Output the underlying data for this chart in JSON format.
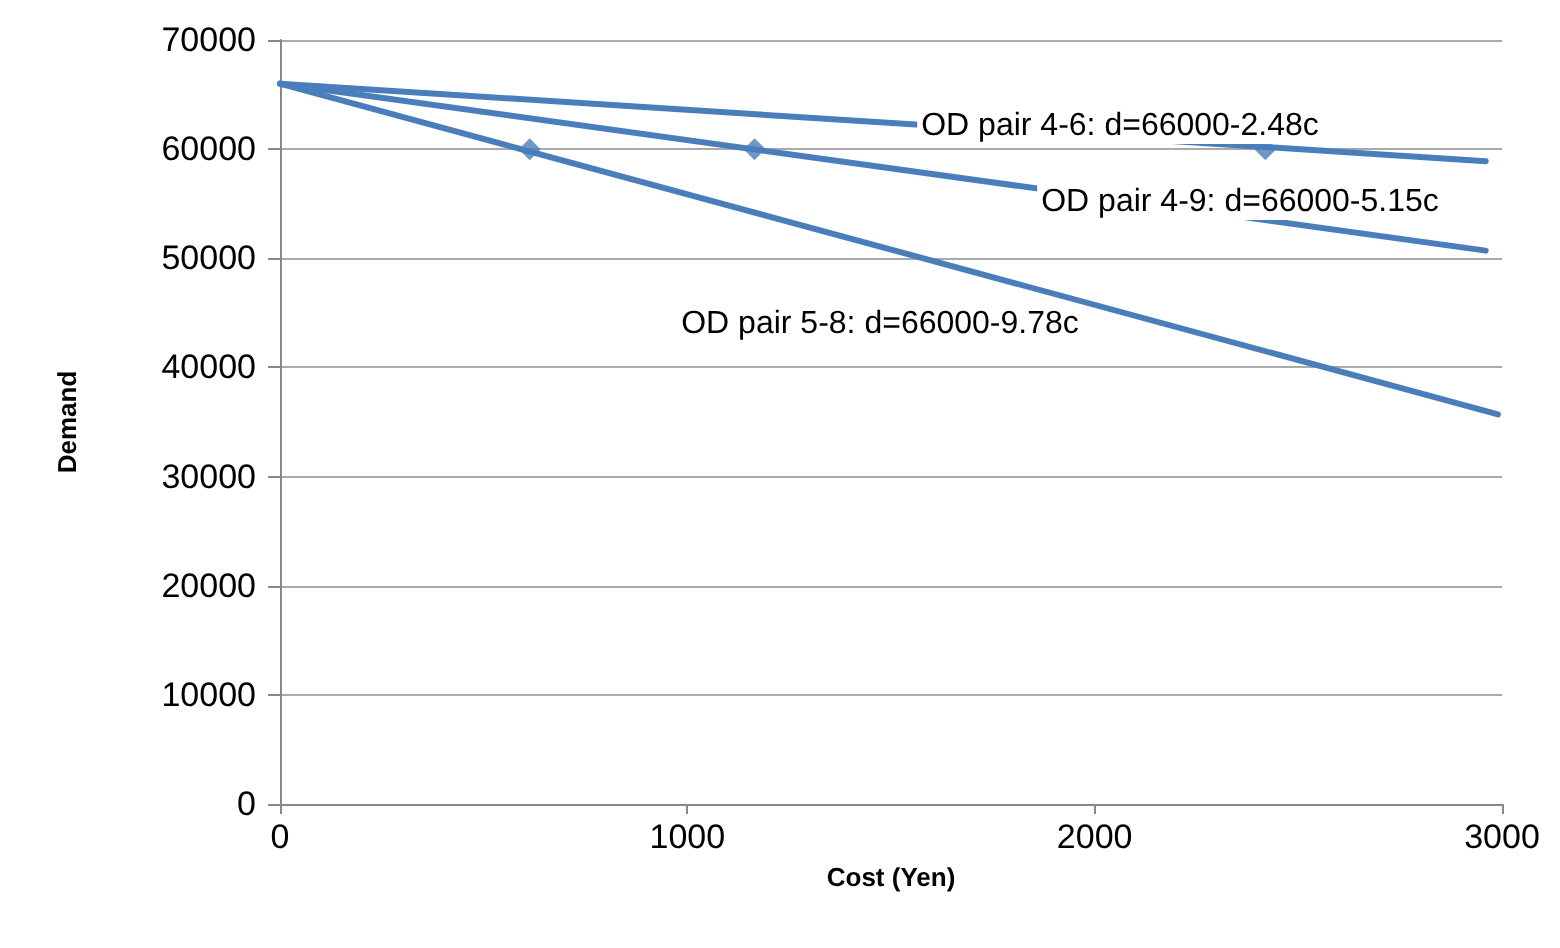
{
  "chart_data": {
    "type": "line",
    "xlabel": "Cost (Yen)",
    "ylabel": "Demand",
    "xlim": [
      0,
      3000
    ],
    "xticks": [
      0,
      1000,
      2000,
      3000
    ],
    "ylim": [
      0,
      70000
    ],
    "yticks": [
      0,
      10000,
      20000,
      30000,
      40000,
      50000,
      60000,
      70000
    ],
    "grid": "y",
    "marker": "none",
    "line_style": "solid",
    "series": [
      {
        "color": "#4a7ebb",
        "x": [
          0,
          2960
        ],
        "values": [
          66000,
          58900
        ]
      },
      {
        "color": "#4a7ebb",
        "x": [
          0,
          2960
        ],
        "values": [
          66000,
          50700
        ]
      },
      {
        "color": "#4a7ebb",
        "x": [
          0,
          2990
        ],
        "values": [
          66000,
          35700
        ]
      },
      {
        "type": "scatter",
        "marker": "diamond",
        "color": "#4a7ebb",
        "x": [
          613,
          1165,
          2419
        ],
        "values": [
          60000,
          60000,
          60000
        ]
      }
    ],
    "annotations": [
      "OD pair 4-6: d=66000-2.48c",
      "OD pair 4-9: d=66000-5.15c",
      "OD pair 5-8: d=66000-9.78c"
    ]
  }
}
==================================================
Can you repeat every record above exactly, apart from the pictures?

Output the underlying data for this chart in JSON format.
{
  "chart_data": {
    "type": "line",
    "xlabel": "Cost (Yen)",
    "ylabel": "Demand",
    "xlim": [
      0,
      3000
    ],
    "xticks": [
      0,
      1000,
      2000,
      3000
    ],
    "ylim": [
      0,
      70000
    ],
    "yticks": [
      0,
      10000,
      20000,
      30000,
      40000,
      50000,
      60000,
      70000
    ],
    "grid": "y",
    "marker": "none",
    "line_style": "solid",
    "series": [
      {
        "color": "#4a7ebb",
        "x": [
          0,
          2960
        ],
        "values": [
          66000,
          58900
        ]
      },
      {
        "color": "#4a7ebb",
        "x": [
          0,
          2960
        ],
        "values": [
          66000,
          50700
        ]
      },
      {
        "color": "#4a7ebb",
        "x": [
          0,
          2990
        ],
        "values": [
          66000,
          35700
        ]
      },
      {
        "type": "scatter",
        "marker": "diamond",
        "color": "#4a7ebb",
        "x": [
          613,
          1165,
          2419
        ],
        "values": [
          60000,
          60000,
          60000
        ]
      }
    ],
    "annotations": [
      "OD pair 4-6: d=66000-2.48c",
      "OD pair 4-9: d=66000-5.15c",
      "OD pair 5-8: d=66000-9.78c"
    ]
  }
}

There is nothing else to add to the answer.